▶ _EXERCISE TASK_
In the entries below, find the lines that contain the word "částice" and copy them.
======== RECORDS TO PROCESS ========
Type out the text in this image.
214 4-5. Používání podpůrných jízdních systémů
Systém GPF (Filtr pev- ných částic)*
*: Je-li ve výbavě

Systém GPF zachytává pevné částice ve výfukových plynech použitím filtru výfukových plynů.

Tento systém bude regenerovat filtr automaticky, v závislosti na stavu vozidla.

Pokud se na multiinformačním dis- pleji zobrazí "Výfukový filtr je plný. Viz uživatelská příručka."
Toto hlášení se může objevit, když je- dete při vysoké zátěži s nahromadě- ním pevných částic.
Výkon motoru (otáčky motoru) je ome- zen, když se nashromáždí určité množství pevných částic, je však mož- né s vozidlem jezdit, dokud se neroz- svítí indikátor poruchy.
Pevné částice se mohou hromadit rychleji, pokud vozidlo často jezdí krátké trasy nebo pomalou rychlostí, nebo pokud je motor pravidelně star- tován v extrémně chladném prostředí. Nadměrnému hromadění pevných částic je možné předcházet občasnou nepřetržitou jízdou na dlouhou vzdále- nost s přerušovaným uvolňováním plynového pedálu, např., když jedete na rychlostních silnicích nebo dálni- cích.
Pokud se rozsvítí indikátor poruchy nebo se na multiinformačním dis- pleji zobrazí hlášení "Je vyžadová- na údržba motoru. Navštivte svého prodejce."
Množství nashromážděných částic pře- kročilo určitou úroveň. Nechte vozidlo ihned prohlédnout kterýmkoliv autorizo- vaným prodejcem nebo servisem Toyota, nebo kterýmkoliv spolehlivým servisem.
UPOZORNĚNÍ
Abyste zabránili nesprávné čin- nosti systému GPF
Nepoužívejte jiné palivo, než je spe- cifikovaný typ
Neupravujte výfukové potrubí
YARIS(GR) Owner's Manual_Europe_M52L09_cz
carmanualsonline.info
========
▶ _WRITTEN RESPONSE_
Systém GPF zachytává pevné částice ve výfukových plynech použitím filtru výfukových plynů.
Pevné částice se mohou hromadit rychleji, pokud vozidlo často jezdí krátké trasy nebo pomalou rychlostí, nebo pokud je motor pravidelně star- tován v extrémně chladném prostředí. Nadměrnému hromadění pevných částic je možné předcházet občasnou nepřetržitou jízdou na dlouhou vzdále- nost s přerušovaným uvolňováním plynového pedálu, např., když jedete na rychlostních silnicích nebo dálni- cích.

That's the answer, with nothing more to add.